EXERCISE DESCRIPTION: Which lines of the records contain "olmak"? Collect every one of them.

DATASET RECORDS:
+++

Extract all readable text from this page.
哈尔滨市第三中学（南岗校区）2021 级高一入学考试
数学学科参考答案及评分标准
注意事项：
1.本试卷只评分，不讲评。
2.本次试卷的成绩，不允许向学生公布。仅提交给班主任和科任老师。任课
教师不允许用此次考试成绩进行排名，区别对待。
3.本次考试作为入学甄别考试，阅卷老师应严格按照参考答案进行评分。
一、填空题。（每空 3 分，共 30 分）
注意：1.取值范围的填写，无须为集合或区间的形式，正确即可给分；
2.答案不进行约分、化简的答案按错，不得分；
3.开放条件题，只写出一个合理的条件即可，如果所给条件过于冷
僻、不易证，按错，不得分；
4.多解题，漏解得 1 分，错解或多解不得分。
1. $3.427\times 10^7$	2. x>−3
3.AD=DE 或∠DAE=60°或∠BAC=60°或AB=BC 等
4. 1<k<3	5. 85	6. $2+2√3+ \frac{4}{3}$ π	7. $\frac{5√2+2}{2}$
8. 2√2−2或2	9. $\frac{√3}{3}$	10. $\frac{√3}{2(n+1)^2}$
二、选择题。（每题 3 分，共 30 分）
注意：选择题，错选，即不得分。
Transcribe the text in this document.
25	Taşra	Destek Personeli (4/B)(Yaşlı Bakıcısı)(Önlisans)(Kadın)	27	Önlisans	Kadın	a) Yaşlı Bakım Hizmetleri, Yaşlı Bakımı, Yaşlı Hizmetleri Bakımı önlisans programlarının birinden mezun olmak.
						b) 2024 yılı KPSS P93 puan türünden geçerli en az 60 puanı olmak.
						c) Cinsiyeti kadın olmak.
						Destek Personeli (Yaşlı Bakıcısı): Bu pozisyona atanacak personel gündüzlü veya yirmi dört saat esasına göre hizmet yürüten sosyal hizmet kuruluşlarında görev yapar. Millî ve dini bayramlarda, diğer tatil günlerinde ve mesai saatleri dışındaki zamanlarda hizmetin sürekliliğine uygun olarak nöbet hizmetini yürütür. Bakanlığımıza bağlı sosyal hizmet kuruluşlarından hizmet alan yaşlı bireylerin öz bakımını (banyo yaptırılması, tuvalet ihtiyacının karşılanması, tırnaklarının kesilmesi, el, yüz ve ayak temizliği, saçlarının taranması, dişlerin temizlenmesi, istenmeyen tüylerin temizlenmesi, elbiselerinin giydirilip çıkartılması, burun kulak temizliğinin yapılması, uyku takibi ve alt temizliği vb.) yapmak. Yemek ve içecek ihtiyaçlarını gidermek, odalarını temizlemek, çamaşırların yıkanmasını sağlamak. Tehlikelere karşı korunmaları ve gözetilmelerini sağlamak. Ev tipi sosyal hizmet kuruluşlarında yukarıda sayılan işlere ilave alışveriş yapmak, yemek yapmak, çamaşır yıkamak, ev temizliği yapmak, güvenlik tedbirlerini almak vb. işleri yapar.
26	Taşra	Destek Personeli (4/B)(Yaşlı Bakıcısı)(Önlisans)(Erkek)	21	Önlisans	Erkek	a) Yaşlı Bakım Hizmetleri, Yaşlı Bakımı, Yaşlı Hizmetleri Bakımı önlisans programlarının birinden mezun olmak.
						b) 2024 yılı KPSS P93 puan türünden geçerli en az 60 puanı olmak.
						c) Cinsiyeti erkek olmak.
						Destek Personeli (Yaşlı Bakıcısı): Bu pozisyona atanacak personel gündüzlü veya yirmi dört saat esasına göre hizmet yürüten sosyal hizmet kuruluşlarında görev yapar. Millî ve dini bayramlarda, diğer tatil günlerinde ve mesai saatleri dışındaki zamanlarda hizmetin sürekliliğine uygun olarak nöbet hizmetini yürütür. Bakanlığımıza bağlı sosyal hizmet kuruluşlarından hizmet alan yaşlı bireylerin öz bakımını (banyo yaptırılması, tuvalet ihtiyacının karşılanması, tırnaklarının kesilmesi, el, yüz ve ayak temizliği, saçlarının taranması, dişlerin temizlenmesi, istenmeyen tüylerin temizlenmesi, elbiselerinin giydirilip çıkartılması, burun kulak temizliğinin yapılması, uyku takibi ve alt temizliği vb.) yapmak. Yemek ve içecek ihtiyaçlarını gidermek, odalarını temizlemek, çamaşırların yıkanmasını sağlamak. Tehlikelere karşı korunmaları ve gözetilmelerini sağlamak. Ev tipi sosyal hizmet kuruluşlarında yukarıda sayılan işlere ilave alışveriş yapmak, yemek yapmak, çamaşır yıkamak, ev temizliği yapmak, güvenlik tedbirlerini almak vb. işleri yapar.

+++

PROBLEM SOLUTION:
25	Taşra	Destek Personeli (4/B)(Yaşlı Bakıcısı)(Önlisans)(Kadın)	27	Önlisans	Kadın	a) Yaşlı Bakım Hizmetleri, Yaşlı Bakımı, Yaşlı Hizmetleri Bakımı önlisans programlarının birinden mezun olmak.
						b) 2024 yılı KPSS P93 puan türünden geçerli en az 60 puanı olmak.
						c) Cinsiyeti kadın olmak.
26	Taşra	Destek Personeli (4/B)(Yaşlı Bakıcısı)(Önlisans)(Erkek)	21	Önlisans	Erkek	a) Yaşlı Bakım Hizmetleri, Yaşlı Bakımı, Yaşlı Hizmetleri Bakımı önlisans programlarının birinden mezun olmak.
						b) 2024 yılı KPSS P93 puan türünden geçerli en az 60 puanı olmak.
						c) Cinsiyeti erkek olmak.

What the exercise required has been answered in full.